--- START OF DATASET RECORDS ---
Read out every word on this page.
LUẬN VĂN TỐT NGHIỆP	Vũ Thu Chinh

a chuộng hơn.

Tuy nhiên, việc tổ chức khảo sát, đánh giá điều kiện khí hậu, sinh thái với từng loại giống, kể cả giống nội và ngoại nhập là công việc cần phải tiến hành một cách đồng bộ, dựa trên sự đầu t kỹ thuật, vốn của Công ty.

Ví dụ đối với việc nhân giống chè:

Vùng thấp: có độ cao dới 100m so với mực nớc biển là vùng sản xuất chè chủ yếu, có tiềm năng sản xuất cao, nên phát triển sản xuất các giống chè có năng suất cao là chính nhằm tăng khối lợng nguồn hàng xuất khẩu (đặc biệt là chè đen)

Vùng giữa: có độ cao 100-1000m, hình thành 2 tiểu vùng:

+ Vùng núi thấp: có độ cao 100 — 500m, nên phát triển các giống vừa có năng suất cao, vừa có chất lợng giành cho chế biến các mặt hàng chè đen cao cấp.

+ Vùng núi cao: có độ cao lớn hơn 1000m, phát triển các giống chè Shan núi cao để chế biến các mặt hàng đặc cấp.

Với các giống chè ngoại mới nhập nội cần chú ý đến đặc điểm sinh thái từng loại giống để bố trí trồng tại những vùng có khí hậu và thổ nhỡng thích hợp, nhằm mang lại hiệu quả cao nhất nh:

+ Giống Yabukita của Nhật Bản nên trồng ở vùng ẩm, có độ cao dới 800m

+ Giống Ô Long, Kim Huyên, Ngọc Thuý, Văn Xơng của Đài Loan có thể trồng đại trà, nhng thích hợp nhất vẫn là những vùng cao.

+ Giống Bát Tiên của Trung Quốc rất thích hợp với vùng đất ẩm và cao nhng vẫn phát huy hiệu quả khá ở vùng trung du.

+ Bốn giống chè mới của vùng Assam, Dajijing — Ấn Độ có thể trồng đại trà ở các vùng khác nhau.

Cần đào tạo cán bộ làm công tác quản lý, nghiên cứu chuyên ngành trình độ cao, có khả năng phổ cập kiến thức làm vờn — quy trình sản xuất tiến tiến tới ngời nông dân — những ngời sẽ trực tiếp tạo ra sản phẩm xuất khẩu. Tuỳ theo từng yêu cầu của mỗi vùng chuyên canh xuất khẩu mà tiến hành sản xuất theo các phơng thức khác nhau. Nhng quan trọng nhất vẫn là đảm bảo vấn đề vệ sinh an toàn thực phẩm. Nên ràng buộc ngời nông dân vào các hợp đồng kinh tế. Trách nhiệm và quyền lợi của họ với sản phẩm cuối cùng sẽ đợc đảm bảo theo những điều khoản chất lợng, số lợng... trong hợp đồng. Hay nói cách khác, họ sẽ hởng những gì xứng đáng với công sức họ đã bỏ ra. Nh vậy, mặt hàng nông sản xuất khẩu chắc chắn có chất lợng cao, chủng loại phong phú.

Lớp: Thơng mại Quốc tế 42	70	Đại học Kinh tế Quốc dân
--- END OF DATASET RECORDS ---
## EXERCISE TASK:
Copy out each record from above, exactly.

## OUTPUT:
Read out every word on this page.
LUẬN VĂN TỐT NGHIỆP	Vũ Thu Chinh

a chuộng hơn.

Tuy nhiên, việc tổ chức khảo sát, đánh giá điều kiện khí hậu, sinh thái với từng loại giống, kể cả giống nội và ngoại nhập là công việc cần phải tiến hành một cách đồng bộ, dựa trên sự đầu t kỹ thuật, vốn của Công ty.

Ví dụ đối với việc nhân giống chè:

Vùng thấp: có độ cao dới 100m so với mực nớc biển là vùng sản xuất chè chủ yếu, có tiềm năng sản xuất cao, nên phát triển sản xuất các giống chè có năng suất cao là chính nhằm tăng khối lợng nguồn hàng xuất khẩu (đặc biệt là chè đen)

Vùng giữa: có độ cao 100-1000m, hình thành 2 tiểu vùng:

+ Vùng núi thấp: có độ cao 100 — 500m, nên phát triển các giống vừa có năng suất cao, vừa có chất lợng giành cho chế biến các mặt hàng chè đen cao cấp.

+ Vùng núi cao: có độ cao lớn hơn 1000m, phát triển các giống chè Shan núi cao để chế biến các mặt hàng đặc cấp.

Với các giống chè ngoại mới nhập nội cần chú ý đến đặc điểm sinh thái từng loại giống để bố trí trồng tại những vùng có khí hậu và thổ nhỡng thích hợp, nhằm mang lại hiệu quả cao nhất nh:

+ Giống Yabukita của Nhật Bản nên trồng ở vùng ẩm, có độ cao dới 800m

+ Giống Ô Long, Kim Huyên, Ngọc Thuý, Văn Xơng của Đài Loan có thể trồng đại trà, nhng thích hợp nhất vẫn là những vùng cao.

+ Giống Bát Tiên của Trung Quốc rất thích hợp với vùng đất ẩm và cao nhng vẫn phát huy hiệu quả khá ở vùng trung du.

+ Bốn giống chè mới của vùng Assam, Dajijing — Ấn Độ có thể trồng đại trà ở các vùng khác nhau.

Cần đào tạo cán bộ làm công tác quản lý, nghiên cứu chuyên ngành trình độ cao, có khả năng phổ cập kiến thức làm vờn — quy trình sản xuất tiến tiến tới ngời nông dân — những ngời sẽ trực tiếp tạo ra sản phẩm xuất khẩu. Tuỳ theo từng yêu cầu của mỗi vùng chuyên canh xuất khẩu mà tiến hành sản xuất theo các phơng thức khác nhau. Nhng quan trọng nhất vẫn là đảm bảo vấn đề vệ sinh an toàn thực phẩm. Nên ràng buộc ngời nông dân vào các hợp đồng kinh tế. Trách nhiệm và quyền lợi của họ với sản phẩm cuối cùng sẽ đợc đảm bảo theo những điều khoản chất lợng, số lợng... trong hợp đồng. Hay nói cách khác, họ sẽ hởng những gì xứng đáng với công sức họ đã bỏ ra. Nh vậy, mặt hàng nông sản xuất khẩu chắc chắn có chất lợng cao, chủng loại phong phú.

Lớp: Thơng mại Quốc tế 42	70	Đại học Kinh tế Quốc dân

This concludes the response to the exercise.